Start Material to process

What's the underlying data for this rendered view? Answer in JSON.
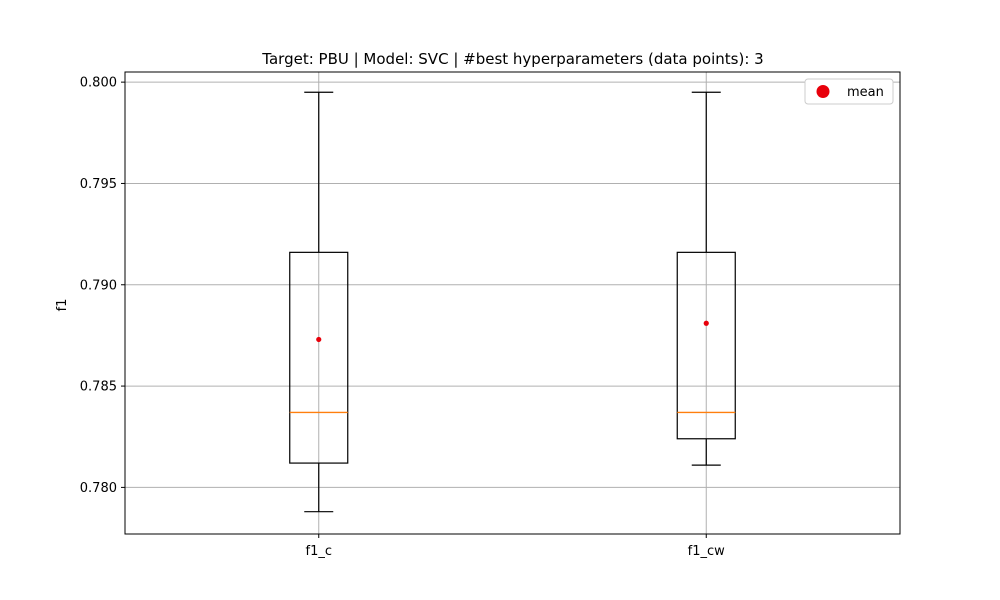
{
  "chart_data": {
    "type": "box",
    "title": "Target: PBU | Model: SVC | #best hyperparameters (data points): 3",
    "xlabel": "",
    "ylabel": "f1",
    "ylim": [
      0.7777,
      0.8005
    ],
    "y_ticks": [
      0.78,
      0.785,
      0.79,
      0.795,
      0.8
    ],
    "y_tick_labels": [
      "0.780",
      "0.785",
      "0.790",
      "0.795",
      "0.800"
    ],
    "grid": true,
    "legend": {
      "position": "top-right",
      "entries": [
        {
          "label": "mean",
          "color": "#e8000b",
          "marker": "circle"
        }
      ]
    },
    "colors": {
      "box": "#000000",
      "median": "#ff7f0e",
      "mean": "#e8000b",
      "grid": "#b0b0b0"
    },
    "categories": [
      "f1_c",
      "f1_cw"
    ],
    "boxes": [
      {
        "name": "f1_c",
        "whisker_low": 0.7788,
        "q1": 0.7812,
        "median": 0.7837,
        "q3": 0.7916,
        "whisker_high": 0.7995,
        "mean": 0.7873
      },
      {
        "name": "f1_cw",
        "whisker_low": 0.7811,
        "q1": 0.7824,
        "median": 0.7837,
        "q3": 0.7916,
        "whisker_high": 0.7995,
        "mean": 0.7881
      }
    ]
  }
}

End Material to process

→ Exercise
Restate the data above word for word. Do not include the images.

→ Exercise solution
What's the underlying data for this rendered view? Answer in JSON.
{
  "chart_data": {
    "type": "box",
    "title": "Target: PBU | Model: SVC | #best hyperparameters (data points): 3",
    "xlabel": "",
    "ylabel": "f1",
    "ylim": [
      0.7777,
      0.8005
    ],
    "y_ticks": [
      0.78,
      0.785,
      0.79,
      0.795,
      0.8
    ],
    "y_tick_labels": [
      "0.780",
      "0.785",
      "0.790",
      "0.795",
      "0.800"
    ],
    "grid": true,
    "legend": {
      "position": "top-right",
      "entries": [
        {
          "label": "mean",
          "color": "#e8000b",
          "marker": "circle"
        }
      ]
    },
    "colors": {
      "box": "#000000",
      "median": "#ff7f0e",
      "mean": "#e8000b",
      "grid": "#b0b0b0"
    },
    "categories": [
      "f1_c",
      "f1_cw"
    ],
    "boxes": [
      {
        "name": "f1_c",
        "whisker_low": 0.7788,
        "q1": 0.7812,
        "median": 0.7837,
        "q3": 0.7916,
        "whisker_high": 0.7995,
        "mean": 0.7873
      },
      {
        "name": "f1_cw",
        "whisker_low": 0.7811,
        "q1": 0.7824,
        "median": 0.7837,
        "q3": 0.7916,
        "whisker_high": 0.7995,
        "mean": 0.7881
      }
    ]
  }
}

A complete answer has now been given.